Work to do -> Transcribe each of the records below exactly, excluding all pictures.

Extracted material ->
****************************************

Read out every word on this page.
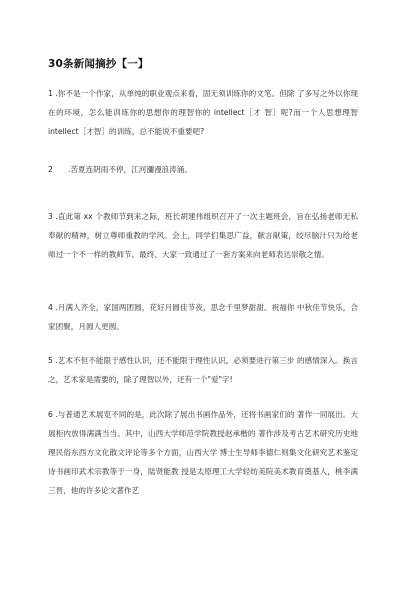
30条新闻摘抄【一】
1 .你不是一个作家，从单纯的职业观点来看，固无须训练你的文笔。但除 了多写之外以你现在的环境，怎么能训练你的思想你的理智你的 intellect［才 智］呢?而一个人思想理智 intellect［才智］的训练，总不能说不重要吧?
2　　.苦夏连阴雨不停，江河瀰漫浪涛涌。
3 .直此第 xx 个教师节到来之际，班长胡建伟组织召开了一次主题班会，旨在弘扬老师无私奉献的精神，树立尊师重教的学风。会上，同学们集思广益，献言献策，绞尽脑汁只为给老师过一个不一样的教师节。最终、大家一致通过了一套方案来向老师表达崇敬之情。
4 .月满人齐全，家国两团圆，花好月圆佳节夜，思念千里梦甜甜。祝福你 中秋佳节快乐，合家团聚，月圆人更圆。
5 .艺术不但不能限于感性认识，还不能限于理性认识，必须要进行第三步 的感情深入。换言之，艺术家是需要的，除了理智以外，还有一个"爱"字!
6 .与普通艺术展览不同的是，此次除了展出书画作品外，还将书画家们的 著作一同展出。大展柜内放得满满当当。其中，山西大学师范学院教授赵承楷的 著作涉及考古艺术研究历史地理民俗东西方文化散文评论等多个方面，山西大学 博士生导师李德仁则集文化研究艺术鉴定诗书画印武术宗教等于一身，陆贤能教 授是太原理工大学轻纺美院美术教育奠基人，桃李满三晋，他的许多论文著作艺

****************************************

Result ->
Read out every word on this page.
30条新闻摘抄【一】
1 .你不是一个作家，从单纯的职业观点来看，固无须训练你的文笔。但除 了多写之外以你现在的环境，怎么能训练你的思想你的理智你的 intellect［才 智］呢?而一个人思想理智 intellect［才智］的训练，总不能说不重要吧?
2　　.苦夏连阴雨不停，江河瀰漫浪涛涌。
3 .直此第 xx 个教师节到来之际，班长胡建伟组织召开了一次主题班会，旨在弘扬老师无私奉献的精神，树立尊师重教的学风。会上，同学们集思广益，献言献策，绞尽脑汁只为给老师过一个不一样的教师节。最终、大家一致通过了一套方案来向老师表达崇敬之情。
4 .月满人齐全，家国两团圆，花好月圆佳节夜，思念千里梦甜甜。祝福你 中秋佳节快乐，合家团聚，月圆人更圆。
5 .艺术不但不能限于感性认识，还不能限于理性认识，必须要进行第三步 的感情深入。换言之，艺术家是需要的，除了理智以外，还有一个"爱"字!
6 .与普通艺术展览不同的是，此次除了展出书画作品外，还将书画家们的 著作一同展出。大展柜内放得满满当当。其中，山西大学师范学院教授赵承楷的 著作涉及考古艺术研究历史地理民俗东西方文化散文评论等多个方面，山西大学 博士生导师李德仁则集文化研究艺术鉴定诗书画印武术宗教等于一身，陆贤能教 授是太原理工大学轻纺美院美术教育奠基人，桃李满三晋，他的许多论文著作艺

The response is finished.